Material to process
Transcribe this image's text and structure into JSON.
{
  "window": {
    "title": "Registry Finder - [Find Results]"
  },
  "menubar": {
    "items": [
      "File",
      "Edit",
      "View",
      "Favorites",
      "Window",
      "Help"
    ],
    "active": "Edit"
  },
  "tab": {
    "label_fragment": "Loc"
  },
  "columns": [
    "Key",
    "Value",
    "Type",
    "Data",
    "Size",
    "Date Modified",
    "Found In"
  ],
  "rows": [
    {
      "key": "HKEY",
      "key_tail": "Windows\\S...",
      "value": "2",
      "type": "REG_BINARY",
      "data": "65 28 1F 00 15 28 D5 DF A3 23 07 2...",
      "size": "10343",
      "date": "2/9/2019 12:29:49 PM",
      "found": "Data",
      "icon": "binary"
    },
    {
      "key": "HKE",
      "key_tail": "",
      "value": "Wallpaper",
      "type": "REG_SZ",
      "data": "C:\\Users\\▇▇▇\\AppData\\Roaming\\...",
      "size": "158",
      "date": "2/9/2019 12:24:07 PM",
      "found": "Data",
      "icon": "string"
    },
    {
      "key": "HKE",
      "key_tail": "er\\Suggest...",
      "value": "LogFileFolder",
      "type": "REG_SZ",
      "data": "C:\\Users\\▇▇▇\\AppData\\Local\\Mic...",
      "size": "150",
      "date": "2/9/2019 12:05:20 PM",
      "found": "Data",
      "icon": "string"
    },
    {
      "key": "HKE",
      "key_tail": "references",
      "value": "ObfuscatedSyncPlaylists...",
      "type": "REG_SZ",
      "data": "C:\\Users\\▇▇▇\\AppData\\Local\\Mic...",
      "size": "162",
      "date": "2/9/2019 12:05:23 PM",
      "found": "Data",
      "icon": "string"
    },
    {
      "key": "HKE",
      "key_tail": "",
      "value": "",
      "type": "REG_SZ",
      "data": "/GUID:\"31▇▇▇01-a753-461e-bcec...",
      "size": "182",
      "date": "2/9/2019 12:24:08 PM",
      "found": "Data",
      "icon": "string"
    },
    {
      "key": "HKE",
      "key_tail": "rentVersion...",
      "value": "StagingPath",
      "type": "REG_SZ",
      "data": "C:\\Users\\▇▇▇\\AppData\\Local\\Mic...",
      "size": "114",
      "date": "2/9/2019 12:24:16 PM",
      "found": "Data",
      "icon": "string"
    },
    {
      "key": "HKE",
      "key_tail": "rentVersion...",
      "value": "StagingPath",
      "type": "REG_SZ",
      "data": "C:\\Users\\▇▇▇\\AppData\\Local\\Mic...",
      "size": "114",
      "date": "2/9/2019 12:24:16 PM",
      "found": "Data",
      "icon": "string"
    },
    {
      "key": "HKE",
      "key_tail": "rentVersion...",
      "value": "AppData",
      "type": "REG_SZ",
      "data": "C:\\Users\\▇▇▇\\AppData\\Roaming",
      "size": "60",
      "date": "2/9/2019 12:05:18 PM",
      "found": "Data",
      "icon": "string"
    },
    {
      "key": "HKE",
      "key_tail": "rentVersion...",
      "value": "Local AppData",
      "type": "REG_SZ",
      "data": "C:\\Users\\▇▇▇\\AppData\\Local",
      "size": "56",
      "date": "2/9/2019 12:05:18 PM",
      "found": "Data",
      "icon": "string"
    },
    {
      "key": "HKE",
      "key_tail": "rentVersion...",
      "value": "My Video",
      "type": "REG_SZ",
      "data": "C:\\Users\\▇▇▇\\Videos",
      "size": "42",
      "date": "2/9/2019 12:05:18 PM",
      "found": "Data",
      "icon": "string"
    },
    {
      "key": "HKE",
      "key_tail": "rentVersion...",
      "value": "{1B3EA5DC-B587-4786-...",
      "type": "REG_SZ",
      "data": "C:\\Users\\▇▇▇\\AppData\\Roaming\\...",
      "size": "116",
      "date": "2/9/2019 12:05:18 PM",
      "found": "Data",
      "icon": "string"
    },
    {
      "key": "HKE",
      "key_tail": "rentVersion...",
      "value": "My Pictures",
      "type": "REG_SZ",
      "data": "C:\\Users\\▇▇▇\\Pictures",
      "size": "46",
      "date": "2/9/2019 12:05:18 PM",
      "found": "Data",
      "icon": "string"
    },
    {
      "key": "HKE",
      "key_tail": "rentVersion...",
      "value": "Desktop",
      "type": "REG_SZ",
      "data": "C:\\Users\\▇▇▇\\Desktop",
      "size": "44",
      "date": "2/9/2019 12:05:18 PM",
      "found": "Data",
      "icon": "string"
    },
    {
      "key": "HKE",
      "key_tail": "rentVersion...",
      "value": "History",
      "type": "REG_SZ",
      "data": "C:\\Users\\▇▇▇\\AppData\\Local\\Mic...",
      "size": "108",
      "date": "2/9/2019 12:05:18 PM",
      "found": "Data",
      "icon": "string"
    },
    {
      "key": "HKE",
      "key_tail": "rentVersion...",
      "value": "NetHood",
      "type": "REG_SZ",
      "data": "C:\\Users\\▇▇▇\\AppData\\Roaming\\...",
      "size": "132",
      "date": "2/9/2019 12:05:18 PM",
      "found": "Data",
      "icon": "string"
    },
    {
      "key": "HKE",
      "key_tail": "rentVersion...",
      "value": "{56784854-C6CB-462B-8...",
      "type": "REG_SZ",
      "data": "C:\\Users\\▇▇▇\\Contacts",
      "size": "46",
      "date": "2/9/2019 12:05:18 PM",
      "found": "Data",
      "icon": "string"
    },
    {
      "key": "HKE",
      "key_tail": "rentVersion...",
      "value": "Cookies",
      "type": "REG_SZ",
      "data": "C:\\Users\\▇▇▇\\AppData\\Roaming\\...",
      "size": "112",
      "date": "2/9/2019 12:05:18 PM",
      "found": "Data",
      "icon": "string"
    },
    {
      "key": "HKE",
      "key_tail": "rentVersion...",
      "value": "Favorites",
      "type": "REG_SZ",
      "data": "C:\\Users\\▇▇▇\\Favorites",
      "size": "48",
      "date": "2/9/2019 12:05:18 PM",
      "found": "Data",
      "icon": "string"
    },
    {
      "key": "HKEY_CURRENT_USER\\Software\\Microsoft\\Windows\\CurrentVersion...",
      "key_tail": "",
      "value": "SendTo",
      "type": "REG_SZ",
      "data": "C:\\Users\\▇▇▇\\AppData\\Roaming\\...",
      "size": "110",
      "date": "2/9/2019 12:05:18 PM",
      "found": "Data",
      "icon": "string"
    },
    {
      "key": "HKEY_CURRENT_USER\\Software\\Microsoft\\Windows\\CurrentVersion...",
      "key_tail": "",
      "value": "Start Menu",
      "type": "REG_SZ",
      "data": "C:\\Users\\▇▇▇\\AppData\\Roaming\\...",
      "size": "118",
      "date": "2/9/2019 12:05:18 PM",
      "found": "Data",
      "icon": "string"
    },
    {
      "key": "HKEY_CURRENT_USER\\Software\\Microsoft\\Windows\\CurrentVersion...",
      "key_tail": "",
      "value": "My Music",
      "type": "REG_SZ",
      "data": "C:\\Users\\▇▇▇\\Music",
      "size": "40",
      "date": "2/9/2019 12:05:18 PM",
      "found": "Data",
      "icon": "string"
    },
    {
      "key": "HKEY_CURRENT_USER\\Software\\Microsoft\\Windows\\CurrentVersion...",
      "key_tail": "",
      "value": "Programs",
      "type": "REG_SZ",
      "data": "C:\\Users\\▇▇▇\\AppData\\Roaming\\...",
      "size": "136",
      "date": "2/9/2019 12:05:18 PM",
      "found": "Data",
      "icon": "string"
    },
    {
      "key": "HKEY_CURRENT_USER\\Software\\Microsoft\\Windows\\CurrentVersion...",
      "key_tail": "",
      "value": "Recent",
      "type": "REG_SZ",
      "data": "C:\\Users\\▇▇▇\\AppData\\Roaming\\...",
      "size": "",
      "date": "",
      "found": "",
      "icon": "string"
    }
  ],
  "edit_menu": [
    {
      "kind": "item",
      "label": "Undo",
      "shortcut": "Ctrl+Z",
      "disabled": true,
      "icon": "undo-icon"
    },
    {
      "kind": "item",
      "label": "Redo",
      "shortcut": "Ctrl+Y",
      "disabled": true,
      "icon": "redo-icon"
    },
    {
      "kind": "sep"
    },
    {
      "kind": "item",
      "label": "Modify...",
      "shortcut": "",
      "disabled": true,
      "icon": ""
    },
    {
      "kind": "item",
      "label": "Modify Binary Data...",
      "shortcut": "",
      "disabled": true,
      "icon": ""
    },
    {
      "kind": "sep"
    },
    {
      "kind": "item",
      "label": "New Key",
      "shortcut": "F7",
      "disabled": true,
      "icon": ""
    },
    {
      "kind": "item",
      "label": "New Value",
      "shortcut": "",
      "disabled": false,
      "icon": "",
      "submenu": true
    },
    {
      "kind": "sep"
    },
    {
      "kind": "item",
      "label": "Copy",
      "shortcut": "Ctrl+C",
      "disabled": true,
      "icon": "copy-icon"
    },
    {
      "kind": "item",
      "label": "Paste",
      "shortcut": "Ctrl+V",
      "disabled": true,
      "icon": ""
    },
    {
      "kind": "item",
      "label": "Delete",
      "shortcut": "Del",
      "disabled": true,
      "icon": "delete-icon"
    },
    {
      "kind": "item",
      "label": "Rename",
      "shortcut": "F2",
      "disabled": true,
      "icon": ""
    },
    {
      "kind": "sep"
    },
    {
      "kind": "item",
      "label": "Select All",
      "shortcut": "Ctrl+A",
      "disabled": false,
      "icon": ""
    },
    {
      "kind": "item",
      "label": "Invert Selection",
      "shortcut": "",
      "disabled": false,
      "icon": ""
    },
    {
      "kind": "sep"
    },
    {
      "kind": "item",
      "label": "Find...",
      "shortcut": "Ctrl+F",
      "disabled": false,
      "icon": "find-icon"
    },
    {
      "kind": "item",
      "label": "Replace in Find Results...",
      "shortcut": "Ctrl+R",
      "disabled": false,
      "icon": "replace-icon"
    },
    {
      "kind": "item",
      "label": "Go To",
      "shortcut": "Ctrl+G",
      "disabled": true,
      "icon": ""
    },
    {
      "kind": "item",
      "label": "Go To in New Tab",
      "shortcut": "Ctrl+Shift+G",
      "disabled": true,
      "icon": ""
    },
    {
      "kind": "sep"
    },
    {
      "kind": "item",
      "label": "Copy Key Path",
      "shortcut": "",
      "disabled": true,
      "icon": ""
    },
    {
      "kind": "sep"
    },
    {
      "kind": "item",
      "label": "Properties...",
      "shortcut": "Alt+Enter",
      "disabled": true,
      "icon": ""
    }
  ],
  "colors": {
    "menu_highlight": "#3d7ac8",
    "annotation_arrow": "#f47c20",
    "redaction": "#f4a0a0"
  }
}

Task details
Show every line that contains the word "Pictures".

Answer to the problem
      "value": "My Pictures",
      "data": "C:\\Users\\▇▇▇\\Pictures",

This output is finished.